------ Extrait du texte ------

Comment justifier notre intérêt pour une nouvelle façon de penser le développement ? Pourquoi la philosophie doit-elle s’intéresser à l’anthropologie du développement ? Trois raisons principales peuvent être avancées.

Motivations du travail

La première raison tient au fait que l’Afrique était, depuis la fin officielle de la colonisation, et demeure jusqu’à nos jours un continent en voie de développement, jamais parvenu au terme fixé par les développeurs. L’Afrique noire n’est pas en voie de développement, c’est un euphémisme, elle est un continent permanemment sous-développé dont on ne sait rien, sinon qu’il est attardé, et cela dure plus d’un demi siècle déjà. Et pourtant, avant la colonisation, les Africains ne s’étaient jamais plaints de leur bien-être.

La deuxième raison découle de l’acuité avec laquelle la question du développement se pose depuis plusieurs décennies maintenant. Pendant que les partenaires au développement s’activent dans le monde et en Afrique particulièrement, philosophes, économistes, juristes, anthropologues de tous bords rivalisent d’ardeur pour proposer une approche originale du développement. Leurs élaborations théoriques et analyses apparaissent généralement comme de pures expériences de pensée qui sont loin de changer le quotidien de l’Africain pris dans la bourrasque du développement.

La troisième raison, qui est la première dans l’ordre de l’importance, procède de l’intérêt que nous avons accordé aux principales thèses défendues par Benjamin Akotia pendant son cours d’anthropologie du développement[2]: les approches en anthropologie du développement sont des moyens d’accompagnement et de justification de la logique du développement à l’occidental, car le développement sous sa forme actuelle n’est que le substitut déguisé et la continuation de l’entreprise civilisatrice. Sous ces rapports, le développement pose de véritables problèmes anthropologiques. Quant à l’anthropologie, elle est la vocation première de toute philosophie.

------

=== Objectif 1 ===
Recopiez à l'identique les lignes des enregistrements, du début des enregistrements jusqu'à la ligne contenant "- honor-code-title: Coursera", celle-ci comprise.

------ Données ------

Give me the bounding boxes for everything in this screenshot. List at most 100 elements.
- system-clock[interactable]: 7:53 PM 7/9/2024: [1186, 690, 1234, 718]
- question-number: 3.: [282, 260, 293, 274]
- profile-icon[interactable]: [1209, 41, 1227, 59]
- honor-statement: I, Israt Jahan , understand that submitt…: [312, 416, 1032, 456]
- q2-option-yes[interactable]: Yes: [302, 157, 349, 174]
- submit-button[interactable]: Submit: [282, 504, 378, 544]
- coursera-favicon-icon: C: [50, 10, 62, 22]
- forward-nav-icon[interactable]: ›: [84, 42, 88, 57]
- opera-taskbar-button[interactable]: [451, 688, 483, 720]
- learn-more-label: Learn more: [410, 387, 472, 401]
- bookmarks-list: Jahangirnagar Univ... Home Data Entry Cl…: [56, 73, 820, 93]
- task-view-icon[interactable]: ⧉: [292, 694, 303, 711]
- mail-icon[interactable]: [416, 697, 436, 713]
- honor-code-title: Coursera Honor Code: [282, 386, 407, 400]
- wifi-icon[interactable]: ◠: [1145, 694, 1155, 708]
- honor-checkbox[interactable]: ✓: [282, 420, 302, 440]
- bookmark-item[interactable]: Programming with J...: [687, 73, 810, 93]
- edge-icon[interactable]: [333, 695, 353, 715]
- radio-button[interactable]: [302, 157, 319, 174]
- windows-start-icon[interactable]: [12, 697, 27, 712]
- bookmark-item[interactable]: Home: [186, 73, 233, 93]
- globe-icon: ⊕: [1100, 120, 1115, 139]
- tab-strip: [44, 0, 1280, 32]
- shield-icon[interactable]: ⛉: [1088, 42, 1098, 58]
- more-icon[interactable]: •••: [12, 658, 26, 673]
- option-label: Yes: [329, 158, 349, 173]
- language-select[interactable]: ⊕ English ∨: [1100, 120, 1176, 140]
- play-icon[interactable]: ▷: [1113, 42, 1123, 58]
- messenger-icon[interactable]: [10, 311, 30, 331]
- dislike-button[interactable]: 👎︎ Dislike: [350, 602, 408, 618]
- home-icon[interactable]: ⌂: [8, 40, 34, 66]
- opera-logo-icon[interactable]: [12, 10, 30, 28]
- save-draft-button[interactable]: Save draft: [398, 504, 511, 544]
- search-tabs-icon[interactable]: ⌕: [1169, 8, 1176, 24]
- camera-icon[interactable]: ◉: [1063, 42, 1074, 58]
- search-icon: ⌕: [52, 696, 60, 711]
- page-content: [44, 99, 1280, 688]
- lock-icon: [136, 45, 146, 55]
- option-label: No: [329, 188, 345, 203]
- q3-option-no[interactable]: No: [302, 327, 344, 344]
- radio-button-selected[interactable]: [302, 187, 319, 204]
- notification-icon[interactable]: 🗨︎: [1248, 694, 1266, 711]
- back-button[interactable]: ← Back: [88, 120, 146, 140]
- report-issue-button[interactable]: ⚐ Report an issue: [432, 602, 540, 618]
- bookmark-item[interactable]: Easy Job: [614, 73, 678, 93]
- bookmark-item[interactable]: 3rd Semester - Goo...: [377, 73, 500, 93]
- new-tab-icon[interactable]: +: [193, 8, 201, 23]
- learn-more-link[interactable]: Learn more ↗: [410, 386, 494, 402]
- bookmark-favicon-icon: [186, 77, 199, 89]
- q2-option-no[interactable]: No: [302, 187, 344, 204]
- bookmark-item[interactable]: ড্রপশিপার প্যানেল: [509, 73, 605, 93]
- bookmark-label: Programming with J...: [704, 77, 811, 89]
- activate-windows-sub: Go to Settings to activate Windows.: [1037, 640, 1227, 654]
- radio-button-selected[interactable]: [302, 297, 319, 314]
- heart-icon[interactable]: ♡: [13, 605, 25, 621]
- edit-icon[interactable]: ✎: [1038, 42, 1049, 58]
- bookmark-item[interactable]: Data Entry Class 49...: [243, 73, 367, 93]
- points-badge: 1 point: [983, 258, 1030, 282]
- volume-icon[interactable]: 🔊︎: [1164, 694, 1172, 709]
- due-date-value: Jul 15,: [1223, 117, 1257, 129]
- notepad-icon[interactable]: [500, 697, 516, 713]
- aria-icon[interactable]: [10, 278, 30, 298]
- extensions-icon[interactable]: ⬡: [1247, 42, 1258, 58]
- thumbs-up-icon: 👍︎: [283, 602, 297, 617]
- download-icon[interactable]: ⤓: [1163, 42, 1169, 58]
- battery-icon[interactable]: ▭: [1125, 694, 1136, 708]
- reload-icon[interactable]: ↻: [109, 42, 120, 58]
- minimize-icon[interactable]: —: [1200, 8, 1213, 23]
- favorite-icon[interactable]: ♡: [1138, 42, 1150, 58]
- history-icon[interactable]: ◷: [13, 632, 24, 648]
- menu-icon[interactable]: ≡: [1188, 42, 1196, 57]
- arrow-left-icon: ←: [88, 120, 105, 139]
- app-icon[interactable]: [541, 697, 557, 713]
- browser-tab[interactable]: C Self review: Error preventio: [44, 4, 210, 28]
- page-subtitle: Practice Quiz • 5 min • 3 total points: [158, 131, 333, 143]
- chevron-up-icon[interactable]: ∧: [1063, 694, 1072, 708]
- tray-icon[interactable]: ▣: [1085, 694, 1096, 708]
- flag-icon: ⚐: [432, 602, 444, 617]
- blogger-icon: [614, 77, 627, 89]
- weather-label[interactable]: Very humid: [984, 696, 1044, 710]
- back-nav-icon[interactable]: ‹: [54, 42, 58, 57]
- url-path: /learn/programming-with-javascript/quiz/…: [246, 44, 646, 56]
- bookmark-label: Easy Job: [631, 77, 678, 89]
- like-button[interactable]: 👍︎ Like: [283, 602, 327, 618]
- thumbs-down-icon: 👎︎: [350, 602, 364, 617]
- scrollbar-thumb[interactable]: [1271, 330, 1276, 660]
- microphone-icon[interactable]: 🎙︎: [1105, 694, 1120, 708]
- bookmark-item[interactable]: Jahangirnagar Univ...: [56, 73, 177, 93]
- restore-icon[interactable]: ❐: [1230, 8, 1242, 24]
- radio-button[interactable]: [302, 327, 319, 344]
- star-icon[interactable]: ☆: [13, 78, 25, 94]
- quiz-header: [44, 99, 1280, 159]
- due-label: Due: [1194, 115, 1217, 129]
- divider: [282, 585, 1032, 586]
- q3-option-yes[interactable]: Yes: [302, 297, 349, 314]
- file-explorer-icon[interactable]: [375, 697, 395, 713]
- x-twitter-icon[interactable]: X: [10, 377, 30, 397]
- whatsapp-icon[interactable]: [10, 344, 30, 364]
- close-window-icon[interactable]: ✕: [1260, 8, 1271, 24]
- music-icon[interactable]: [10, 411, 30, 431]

------

=== Objectif 2 ===
Répondez à ces questions sur l'extrait consacré au développement :
(a) Depuis combien de temps l'Afrique noire est-elle sous-développée, selon l'extrait ?
(b) Quelle est la vocation première de toute philosophie ?
(c) Qui a défendu les thèses principales évoquées dans la troisième raison ?

=== Réponse attendue 1 ===
Give me the bounding boxes for everything in this screenshot. List at most 100 elements.
- system-clock[interactable]: 7:53 PM 7/9/2024: [1186, 690, 1234, 718]
- question-number: 3.: [282, 260, 293, 274]
- profile-icon[interactable]: [1209, 41, 1227, 59]
- honor-statement: I, Israt Jahan , understand that submitt…: [312, 416, 1032, 456]
- q2-option-yes[interactable]: Yes: [302, 157, 349, 174]
- submit-button[interactable]: Submit: [282, 504, 378, 544]
- coursera-favicon-icon: C: [50, 10, 62, 22]
- forward-nav-icon[interactable]: ›: [84, 42, 88, 57]
- opera-taskbar-button[interactable]: [451, 688, 483, 720]
- learn-more-label: Learn more: [410, 387, 472, 401]
- bookmarks-list: Jahangirnagar Univ... Home Data Entry Cl…: [56, 73, 820, 93]
- task-view-icon[interactable]: ⧉: [292, 694, 303, 711]
- mail-icon[interactable]: [416, 697, 436, 713]
- honor-code-title: Coursera Honor Code: [282, 386, 407, 400]

=== Réponse attendue 2 ===
(a) Depuis plus d'un demi-siècle.
(b) L'anthropologie.
(c) Benjamin Akotia, pendant son cours d'anthropologie du développement.